The exercise:
Isolate every line in the data with the string "JSON" and copy it.

(Data records)
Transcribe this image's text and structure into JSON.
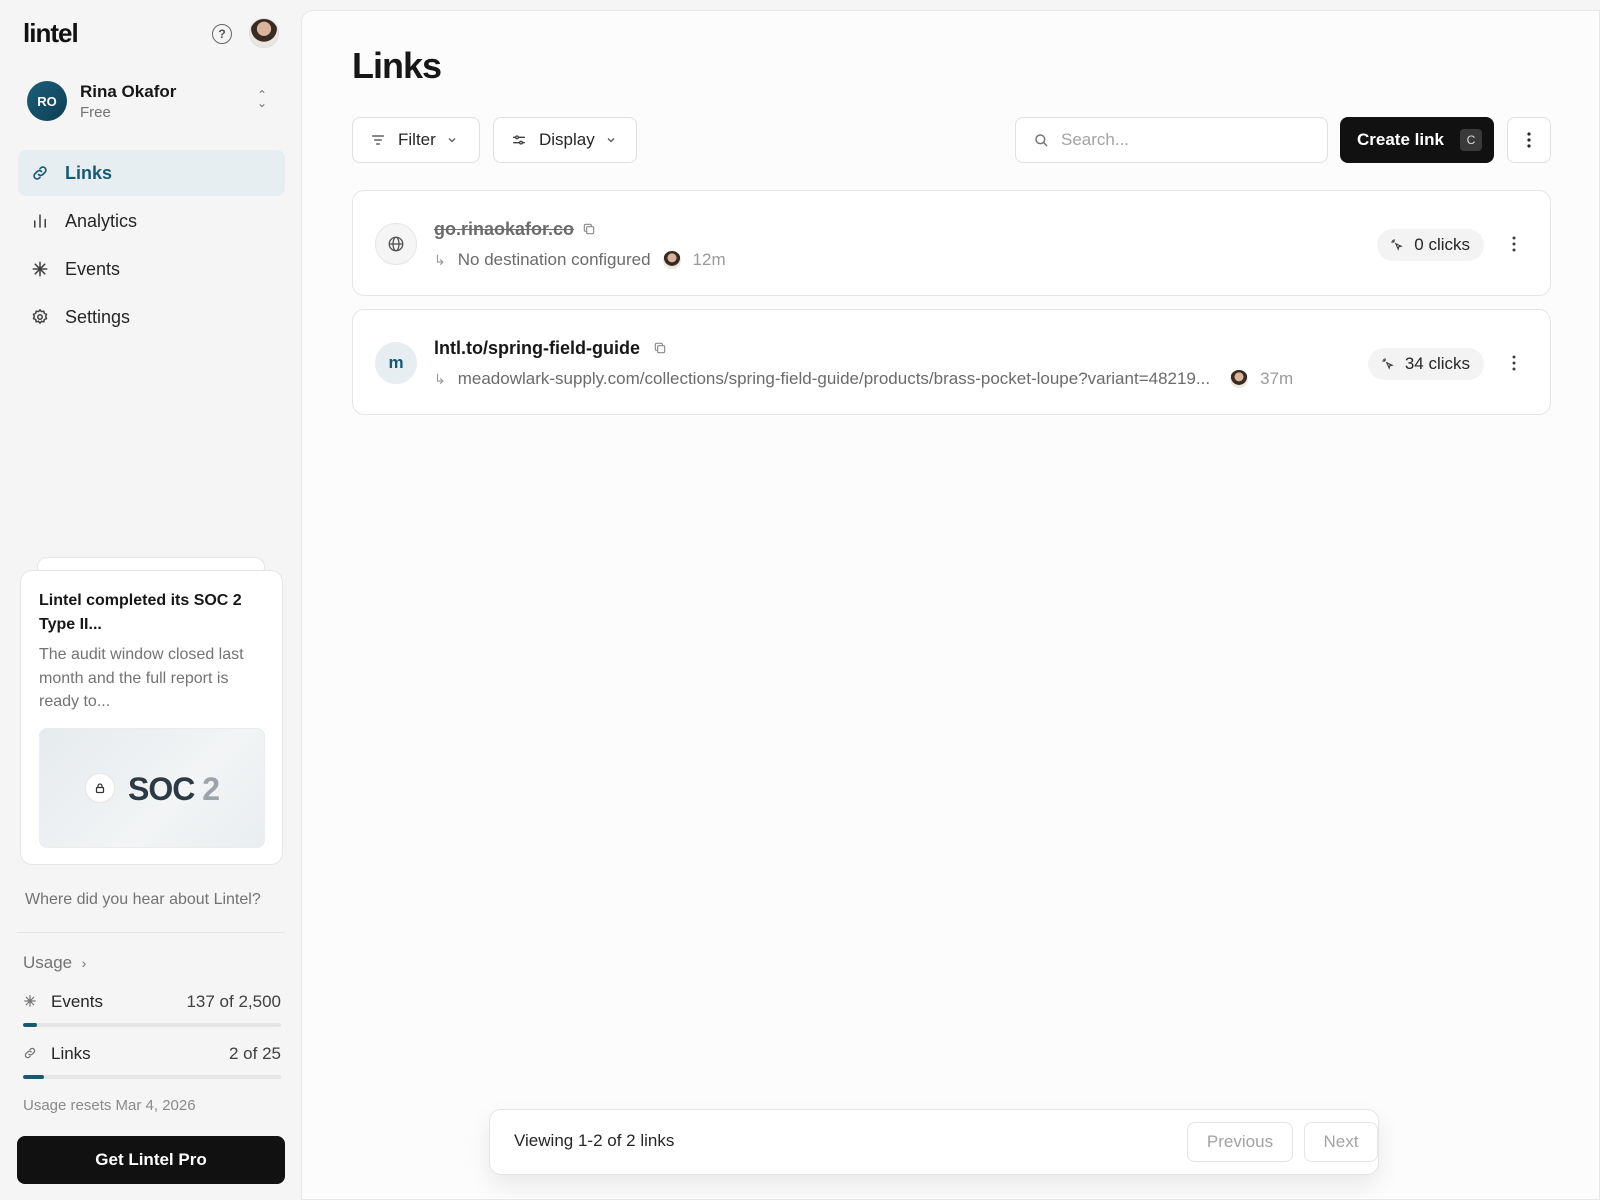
{
  "app": {
    "logo_text": "lintel",
    "help_icon": "question-circle-icon"
  },
  "account": {
    "initials": "RO",
    "name": "Rina Okafor",
    "plan": "Free",
    "avatar_color": "#185a72"
  },
  "nav": [
    {
      "label": "Links",
      "icon": "link-icon",
      "active": true
    },
    {
      "label": "Analytics",
      "icon": "bar-chart-icon",
      "active": false
    },
    {
      "label": "Events",
      "icon": "sparkle-icon",
      "active": false
    },
    {
      "label": "Settings",
      "icon": "gear-icon",
      "active": false
    }
  ],
  "announcement": {
    "title": "Lintel completed its SOC 2 Type II...",
    "body": "The audit window closed last month and the full report is ready to...",
    "image_text": "SOC",
    "image_text_suffix": "2"
  },
  "feedback_prompt": "Where did you hear about Lintel?",
  "usage": {
    "heading": "Usage",
    "rows": [
      {
        "label": "Events",
        "value_text": "137 of 2,500",
        "used": 137,
        "limit": 2500,
        "icon": "sparkle-icon"
      },
      {
        "label": "Links",
        "value_text": "2 of 25",
        "used": 2,
        "limit": 25,
        "icon": "link-icon"
      }
    ],
    "resets": "Usage resets Mar 4, 2026"
  },
  "upgrade_button": "Get Lintel Pro",
  "main": {
    "title": "Links",
    "filter_label": "Filter",
    "display_label": "Display",
    "search_placeholder": "Search...",
    "create_label": "Create link",
    "create_shortcut": "C"
  },
  "links": [
    {
      "short_url": "go.rinaokafor.co",
      "disabled": true,
      "favicon": "globe-icon",
      "destination": "No destination configured",
      "age": "12m",
      "clicks": "0 clicks"
    },
    {
      "short_url": "lntl.to/spring-field-guide",
      "disabled": false,
      "favicon_letter": "m",
      "destination": "meadowlark-supply.com/collections/spring-field-guide/products/brass-pocket-loupe?variant=48219...",
      "age": "37m",
      "clicks": "34 clicks"
    }
  ],
  "pagination": {
    "summary": "Viewing 1-2 of 2 links",
    "previous": "Previous",
    "next": "Next"
  },
  "colors": {
    "accent": "#185a72",
    "primary_button": "#111111",
    "active_nav_bg": "#e6eef1"
  }
}
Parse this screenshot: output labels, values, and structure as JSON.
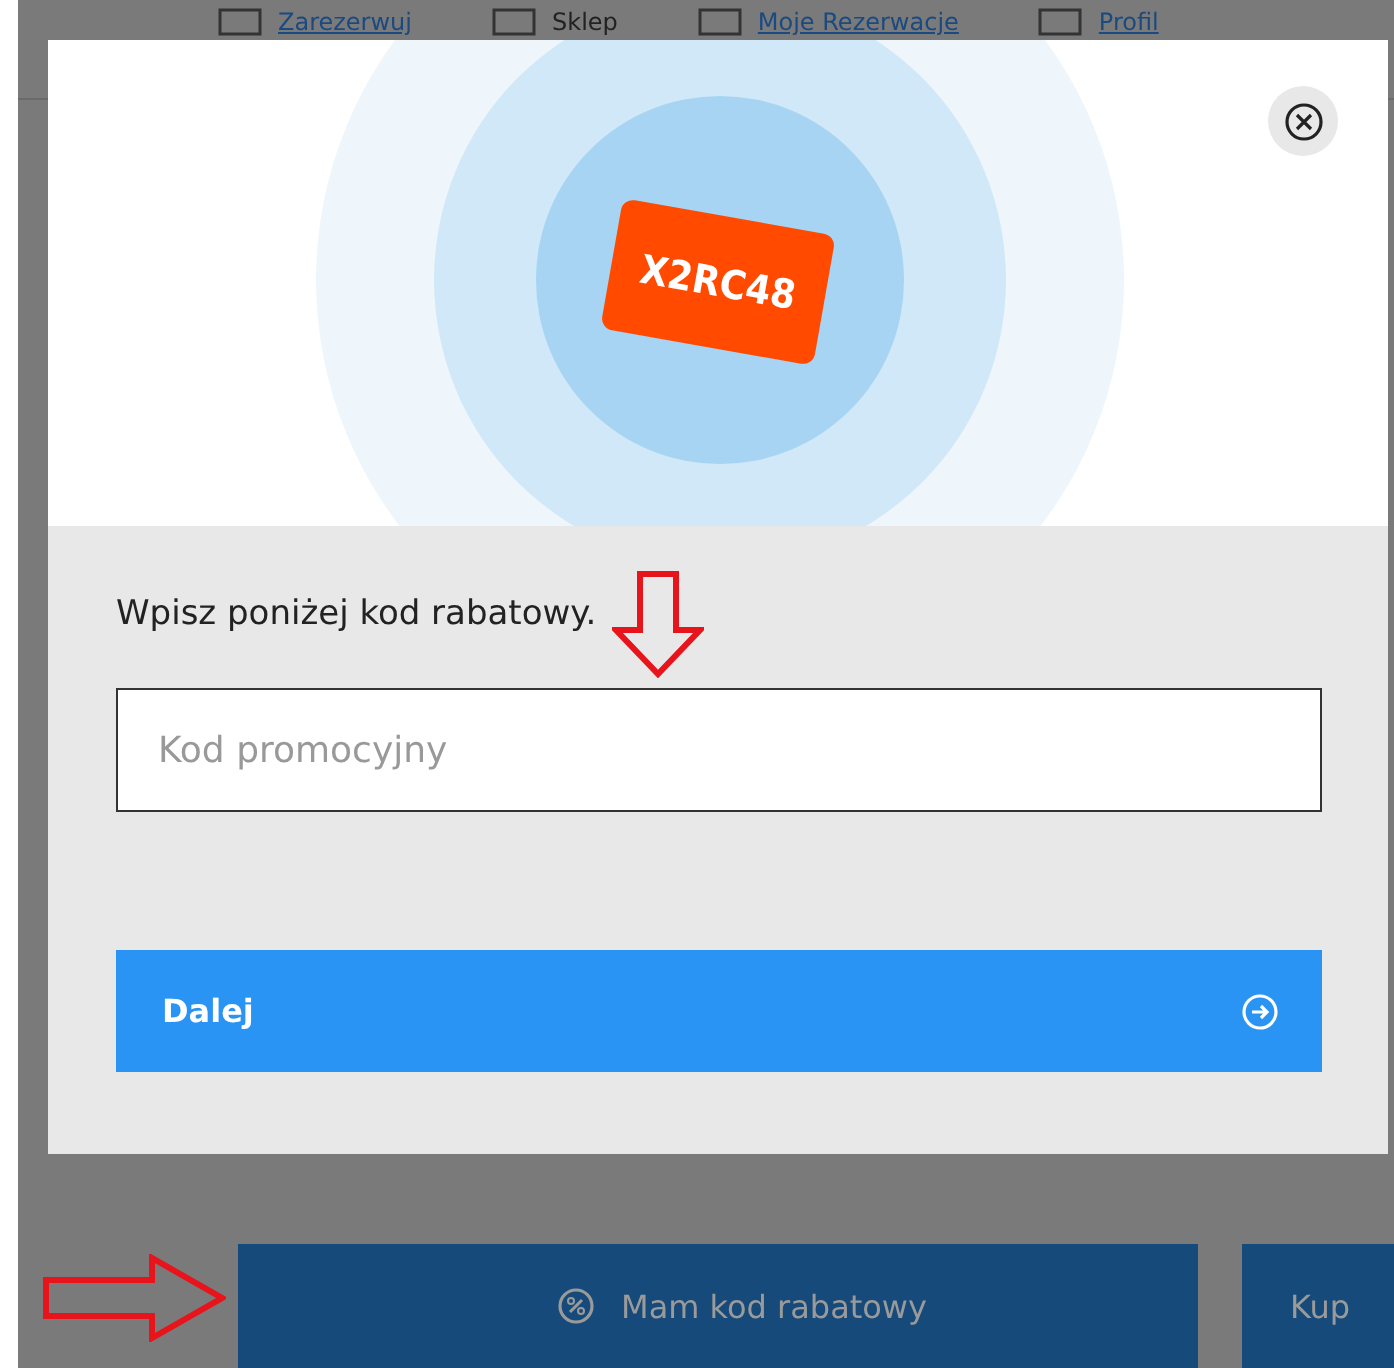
{
  "nav": [
    {
      "label": "Zarezerwuj",
      "kind": "link"
    },
    {
      "label": "Sklep",
      "kind": "plain"
    },
    {
      "label": "Moje Rezerwacje",
      "kind": "link"
    },
    {
      "label": "Profil",
      "kind": "link"
    }
  ],
  "modal": {
    "coupon_code": "X2RC48",
    "prompt": "Wpisz poniżej kod rabatowy.",
    "code_field": {
      "placeholder": "Kod promocyjny"
    },
    "submit": "Dalej"
  },
  "footer_buttons": [
    {
      "label": "Mam kod rabatowy",
      "kind": "discount"
    },
    {
      "label": "Kup",
      "kind": "buy"
    }
  ]
}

Written reply:
Transcribe this image's text and structure into JSON.
Parse this screenshot: output labels, values, and structure as JSON.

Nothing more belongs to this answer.